Exercise goal
Every line containing the word "this" needs to be found and copied.

Stored data
>>>>>

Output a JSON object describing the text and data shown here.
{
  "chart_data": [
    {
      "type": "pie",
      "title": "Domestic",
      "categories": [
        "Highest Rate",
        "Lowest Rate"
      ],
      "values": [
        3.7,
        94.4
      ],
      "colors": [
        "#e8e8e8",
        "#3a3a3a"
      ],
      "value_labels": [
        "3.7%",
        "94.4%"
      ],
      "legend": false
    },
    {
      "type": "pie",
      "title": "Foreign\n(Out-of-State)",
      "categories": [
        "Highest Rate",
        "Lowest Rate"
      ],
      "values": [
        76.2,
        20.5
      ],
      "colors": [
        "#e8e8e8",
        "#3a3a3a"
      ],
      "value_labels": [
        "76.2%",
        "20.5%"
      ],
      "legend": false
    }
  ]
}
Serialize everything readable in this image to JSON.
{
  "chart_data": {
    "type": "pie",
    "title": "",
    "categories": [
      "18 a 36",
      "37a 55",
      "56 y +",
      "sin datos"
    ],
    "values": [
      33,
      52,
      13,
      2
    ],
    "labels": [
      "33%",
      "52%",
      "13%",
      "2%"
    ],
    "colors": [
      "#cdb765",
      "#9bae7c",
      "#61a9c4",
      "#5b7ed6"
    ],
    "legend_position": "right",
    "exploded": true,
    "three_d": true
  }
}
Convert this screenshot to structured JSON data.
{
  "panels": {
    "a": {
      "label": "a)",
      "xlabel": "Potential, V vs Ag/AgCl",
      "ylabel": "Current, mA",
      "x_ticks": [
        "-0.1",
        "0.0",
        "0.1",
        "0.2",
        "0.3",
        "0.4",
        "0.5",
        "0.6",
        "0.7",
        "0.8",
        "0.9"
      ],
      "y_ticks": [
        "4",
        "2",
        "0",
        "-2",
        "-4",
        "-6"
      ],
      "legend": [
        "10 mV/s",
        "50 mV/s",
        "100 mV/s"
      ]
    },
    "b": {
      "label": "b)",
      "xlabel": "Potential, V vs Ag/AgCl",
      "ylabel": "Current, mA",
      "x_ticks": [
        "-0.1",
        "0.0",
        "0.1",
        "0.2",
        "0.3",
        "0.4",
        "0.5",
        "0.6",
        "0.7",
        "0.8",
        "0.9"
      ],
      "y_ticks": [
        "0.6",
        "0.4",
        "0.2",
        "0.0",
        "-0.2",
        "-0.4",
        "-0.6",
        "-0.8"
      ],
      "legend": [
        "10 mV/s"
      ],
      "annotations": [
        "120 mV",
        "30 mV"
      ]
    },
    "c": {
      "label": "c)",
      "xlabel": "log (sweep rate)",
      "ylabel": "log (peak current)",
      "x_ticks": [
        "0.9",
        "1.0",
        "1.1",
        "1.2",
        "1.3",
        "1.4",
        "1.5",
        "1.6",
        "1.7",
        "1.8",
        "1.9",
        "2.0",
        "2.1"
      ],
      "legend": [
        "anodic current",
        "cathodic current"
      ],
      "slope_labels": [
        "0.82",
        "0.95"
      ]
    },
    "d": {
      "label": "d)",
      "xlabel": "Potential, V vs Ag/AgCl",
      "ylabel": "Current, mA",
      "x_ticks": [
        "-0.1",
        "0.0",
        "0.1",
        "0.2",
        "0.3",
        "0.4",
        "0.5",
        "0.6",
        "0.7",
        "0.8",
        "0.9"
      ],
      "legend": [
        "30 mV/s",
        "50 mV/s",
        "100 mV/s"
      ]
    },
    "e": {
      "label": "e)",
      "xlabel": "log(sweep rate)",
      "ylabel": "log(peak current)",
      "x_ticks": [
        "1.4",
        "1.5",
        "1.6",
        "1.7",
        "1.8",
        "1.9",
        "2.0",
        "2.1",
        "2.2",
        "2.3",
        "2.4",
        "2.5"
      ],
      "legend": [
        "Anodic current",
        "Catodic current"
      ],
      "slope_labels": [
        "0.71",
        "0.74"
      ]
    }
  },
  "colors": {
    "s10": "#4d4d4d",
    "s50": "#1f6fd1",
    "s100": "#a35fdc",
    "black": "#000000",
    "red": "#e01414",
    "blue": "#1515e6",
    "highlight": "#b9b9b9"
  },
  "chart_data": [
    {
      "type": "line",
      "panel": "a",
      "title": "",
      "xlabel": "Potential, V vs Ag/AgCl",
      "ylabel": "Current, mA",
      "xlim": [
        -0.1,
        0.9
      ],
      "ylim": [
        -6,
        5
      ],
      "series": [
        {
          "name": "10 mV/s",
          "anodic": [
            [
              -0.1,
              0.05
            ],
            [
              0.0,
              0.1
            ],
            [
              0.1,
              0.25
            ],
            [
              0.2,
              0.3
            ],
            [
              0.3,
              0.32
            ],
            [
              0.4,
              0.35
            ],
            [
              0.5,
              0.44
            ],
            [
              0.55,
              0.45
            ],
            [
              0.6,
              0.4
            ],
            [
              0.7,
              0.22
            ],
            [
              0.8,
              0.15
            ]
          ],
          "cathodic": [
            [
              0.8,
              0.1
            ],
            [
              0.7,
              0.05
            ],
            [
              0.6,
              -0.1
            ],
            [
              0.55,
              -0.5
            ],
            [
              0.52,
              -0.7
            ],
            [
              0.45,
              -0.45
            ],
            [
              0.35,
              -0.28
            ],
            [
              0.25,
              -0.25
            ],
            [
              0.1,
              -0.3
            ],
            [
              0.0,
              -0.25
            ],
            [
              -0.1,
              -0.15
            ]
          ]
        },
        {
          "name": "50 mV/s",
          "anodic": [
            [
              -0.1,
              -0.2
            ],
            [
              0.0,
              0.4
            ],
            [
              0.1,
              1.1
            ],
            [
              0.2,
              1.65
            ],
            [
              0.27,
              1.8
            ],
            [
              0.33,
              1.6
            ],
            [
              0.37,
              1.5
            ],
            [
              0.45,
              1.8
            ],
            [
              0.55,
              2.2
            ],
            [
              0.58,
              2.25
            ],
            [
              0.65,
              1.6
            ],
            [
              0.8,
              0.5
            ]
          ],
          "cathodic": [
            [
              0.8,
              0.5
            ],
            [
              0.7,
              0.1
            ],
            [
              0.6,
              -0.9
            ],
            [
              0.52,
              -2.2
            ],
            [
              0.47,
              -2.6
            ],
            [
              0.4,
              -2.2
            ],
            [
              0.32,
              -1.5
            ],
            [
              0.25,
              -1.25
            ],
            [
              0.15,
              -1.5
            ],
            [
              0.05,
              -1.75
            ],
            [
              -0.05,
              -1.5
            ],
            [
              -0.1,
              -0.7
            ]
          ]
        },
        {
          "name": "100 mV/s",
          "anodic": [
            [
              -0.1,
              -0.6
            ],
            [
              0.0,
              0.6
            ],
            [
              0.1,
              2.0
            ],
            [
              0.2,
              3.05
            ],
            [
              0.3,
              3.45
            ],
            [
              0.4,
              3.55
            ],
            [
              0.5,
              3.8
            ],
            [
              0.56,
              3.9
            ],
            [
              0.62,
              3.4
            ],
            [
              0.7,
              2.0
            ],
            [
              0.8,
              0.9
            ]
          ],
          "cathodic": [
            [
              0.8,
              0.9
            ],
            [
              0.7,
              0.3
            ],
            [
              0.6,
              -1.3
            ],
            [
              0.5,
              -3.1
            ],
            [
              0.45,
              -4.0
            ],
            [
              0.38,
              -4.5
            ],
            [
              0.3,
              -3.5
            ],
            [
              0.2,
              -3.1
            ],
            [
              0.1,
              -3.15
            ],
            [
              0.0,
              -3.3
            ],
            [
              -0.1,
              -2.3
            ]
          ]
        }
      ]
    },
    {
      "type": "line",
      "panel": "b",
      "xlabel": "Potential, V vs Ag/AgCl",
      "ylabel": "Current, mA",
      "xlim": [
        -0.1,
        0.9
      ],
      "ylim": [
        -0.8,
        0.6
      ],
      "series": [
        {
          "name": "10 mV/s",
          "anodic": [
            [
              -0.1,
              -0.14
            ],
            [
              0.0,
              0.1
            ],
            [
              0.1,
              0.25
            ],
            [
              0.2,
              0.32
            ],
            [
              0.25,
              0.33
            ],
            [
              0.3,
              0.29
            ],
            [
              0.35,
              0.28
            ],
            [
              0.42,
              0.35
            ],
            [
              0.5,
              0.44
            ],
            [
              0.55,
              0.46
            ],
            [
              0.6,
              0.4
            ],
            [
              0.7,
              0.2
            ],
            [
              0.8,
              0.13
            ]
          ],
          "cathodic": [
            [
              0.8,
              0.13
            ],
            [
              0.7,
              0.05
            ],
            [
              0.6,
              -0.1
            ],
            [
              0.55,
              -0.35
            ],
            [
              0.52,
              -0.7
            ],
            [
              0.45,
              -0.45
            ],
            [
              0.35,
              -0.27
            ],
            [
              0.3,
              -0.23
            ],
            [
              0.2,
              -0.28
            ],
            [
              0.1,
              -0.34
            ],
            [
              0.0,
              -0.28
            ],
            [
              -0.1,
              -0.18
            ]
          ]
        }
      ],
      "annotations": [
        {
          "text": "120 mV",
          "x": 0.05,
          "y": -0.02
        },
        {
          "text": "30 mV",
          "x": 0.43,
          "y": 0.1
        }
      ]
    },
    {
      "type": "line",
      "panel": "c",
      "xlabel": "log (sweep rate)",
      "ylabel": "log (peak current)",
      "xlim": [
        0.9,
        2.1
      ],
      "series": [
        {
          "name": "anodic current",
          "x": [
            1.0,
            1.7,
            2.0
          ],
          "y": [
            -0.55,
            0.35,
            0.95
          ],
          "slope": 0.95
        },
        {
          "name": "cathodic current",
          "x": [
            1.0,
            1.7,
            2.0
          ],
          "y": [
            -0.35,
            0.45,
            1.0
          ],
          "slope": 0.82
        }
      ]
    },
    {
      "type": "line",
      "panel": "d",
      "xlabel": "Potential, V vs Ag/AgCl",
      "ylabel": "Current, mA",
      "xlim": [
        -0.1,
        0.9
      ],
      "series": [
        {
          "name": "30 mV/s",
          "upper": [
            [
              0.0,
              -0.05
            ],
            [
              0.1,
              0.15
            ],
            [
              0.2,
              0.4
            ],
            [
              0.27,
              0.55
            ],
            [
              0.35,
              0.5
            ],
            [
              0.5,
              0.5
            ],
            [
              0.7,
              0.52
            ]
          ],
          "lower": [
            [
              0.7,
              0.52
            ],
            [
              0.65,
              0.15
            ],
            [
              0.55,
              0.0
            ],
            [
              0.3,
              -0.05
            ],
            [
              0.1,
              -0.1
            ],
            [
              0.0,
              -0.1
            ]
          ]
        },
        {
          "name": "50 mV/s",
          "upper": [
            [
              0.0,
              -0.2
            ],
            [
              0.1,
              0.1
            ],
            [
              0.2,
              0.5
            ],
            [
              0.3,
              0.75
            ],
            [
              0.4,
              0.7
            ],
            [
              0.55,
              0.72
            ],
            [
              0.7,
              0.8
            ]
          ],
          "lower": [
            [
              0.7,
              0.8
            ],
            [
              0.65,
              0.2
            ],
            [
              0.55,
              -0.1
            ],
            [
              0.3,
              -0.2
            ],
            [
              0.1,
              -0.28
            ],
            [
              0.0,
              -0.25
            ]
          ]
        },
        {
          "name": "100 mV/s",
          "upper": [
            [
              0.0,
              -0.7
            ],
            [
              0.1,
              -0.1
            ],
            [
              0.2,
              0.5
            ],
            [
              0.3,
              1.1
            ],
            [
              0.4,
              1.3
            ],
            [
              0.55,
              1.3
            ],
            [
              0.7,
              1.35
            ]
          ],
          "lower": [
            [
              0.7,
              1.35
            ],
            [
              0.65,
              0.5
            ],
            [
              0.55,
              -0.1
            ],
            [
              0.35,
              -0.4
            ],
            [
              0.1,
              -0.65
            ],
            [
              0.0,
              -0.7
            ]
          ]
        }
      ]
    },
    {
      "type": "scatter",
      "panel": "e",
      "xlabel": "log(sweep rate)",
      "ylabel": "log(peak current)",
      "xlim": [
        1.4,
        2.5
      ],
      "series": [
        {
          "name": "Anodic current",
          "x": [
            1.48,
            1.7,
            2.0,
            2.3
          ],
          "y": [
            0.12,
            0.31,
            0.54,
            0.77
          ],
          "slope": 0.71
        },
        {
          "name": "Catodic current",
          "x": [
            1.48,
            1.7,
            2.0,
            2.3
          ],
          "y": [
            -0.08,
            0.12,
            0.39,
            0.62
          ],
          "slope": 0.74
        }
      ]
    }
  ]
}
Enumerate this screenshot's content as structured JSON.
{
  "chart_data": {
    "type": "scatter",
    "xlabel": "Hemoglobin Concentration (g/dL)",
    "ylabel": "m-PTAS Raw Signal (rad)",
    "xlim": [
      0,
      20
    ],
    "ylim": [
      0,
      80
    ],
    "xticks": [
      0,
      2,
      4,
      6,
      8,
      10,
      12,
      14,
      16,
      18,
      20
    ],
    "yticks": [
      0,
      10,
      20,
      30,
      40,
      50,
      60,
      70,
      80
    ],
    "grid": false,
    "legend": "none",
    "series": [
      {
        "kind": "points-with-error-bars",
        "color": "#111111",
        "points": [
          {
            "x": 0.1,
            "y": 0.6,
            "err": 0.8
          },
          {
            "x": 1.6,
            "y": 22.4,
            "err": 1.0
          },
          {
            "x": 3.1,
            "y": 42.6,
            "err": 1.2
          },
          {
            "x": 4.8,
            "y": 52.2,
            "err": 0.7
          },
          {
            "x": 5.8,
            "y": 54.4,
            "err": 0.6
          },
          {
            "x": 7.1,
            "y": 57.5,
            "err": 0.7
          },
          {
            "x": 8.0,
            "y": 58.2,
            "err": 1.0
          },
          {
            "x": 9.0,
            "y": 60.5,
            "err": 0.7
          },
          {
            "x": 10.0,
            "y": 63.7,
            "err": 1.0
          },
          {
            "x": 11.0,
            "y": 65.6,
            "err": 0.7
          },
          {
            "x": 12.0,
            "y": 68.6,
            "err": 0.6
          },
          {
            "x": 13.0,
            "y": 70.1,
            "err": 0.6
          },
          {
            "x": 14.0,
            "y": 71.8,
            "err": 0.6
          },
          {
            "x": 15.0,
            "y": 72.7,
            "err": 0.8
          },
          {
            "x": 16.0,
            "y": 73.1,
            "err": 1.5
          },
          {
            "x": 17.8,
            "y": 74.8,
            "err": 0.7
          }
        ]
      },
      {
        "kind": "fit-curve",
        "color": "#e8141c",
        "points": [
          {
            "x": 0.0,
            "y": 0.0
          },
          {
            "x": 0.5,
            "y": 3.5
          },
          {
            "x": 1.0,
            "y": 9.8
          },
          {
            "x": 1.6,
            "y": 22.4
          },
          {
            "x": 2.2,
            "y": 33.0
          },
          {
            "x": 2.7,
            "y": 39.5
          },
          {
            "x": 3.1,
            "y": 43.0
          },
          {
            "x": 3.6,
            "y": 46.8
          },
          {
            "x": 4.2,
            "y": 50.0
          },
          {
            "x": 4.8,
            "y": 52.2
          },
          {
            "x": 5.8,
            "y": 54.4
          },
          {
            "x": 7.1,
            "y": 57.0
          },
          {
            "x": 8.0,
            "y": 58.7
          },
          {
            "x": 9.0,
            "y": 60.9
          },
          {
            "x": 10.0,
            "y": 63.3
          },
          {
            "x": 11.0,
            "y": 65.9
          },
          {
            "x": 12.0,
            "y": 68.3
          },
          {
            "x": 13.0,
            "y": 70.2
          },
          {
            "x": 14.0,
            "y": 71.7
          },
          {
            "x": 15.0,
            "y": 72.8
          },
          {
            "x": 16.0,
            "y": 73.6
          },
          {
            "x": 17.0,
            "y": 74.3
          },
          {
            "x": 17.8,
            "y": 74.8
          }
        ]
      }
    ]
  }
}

<<<<<

Task result
Serialize everything readable in this image to JSON.
Convert this screenshot to structured JSON data.
Enumerate this screenshot's content as structured JSON.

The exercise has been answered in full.